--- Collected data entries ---
[start]

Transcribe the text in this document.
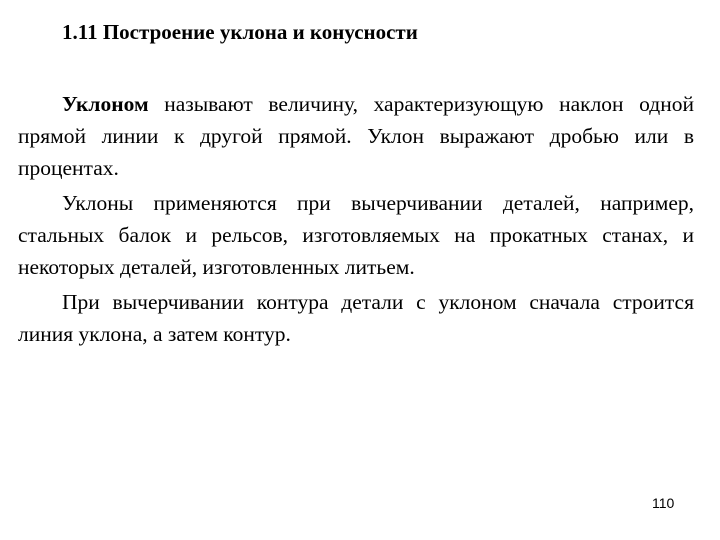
1.11 Построение уклона и конусности

Уклоном называют величину, характеризующую наклон одной прямой линии к другой прямой. Уклон выражают дробью или в процентах.

Уклоны применяются при вычерчивании деталей, например, стальных балок и рельсов, изготовляемых на прокатных станах, и некоторых деталей, изготовленных литьем.

При вычерчивании контура детали с уклоном сначала строится линия уклона, а затем контур.

110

[end]

--- WHAT IS ASKED ---
Extract every line above that contains the word "уклона".

--- OUTPUT OF THE EXERCISE ---
1.11 Построение уклона и конусности
При вычерчивании контура детали с уклоном сначала строится линия уклона, а затем контур.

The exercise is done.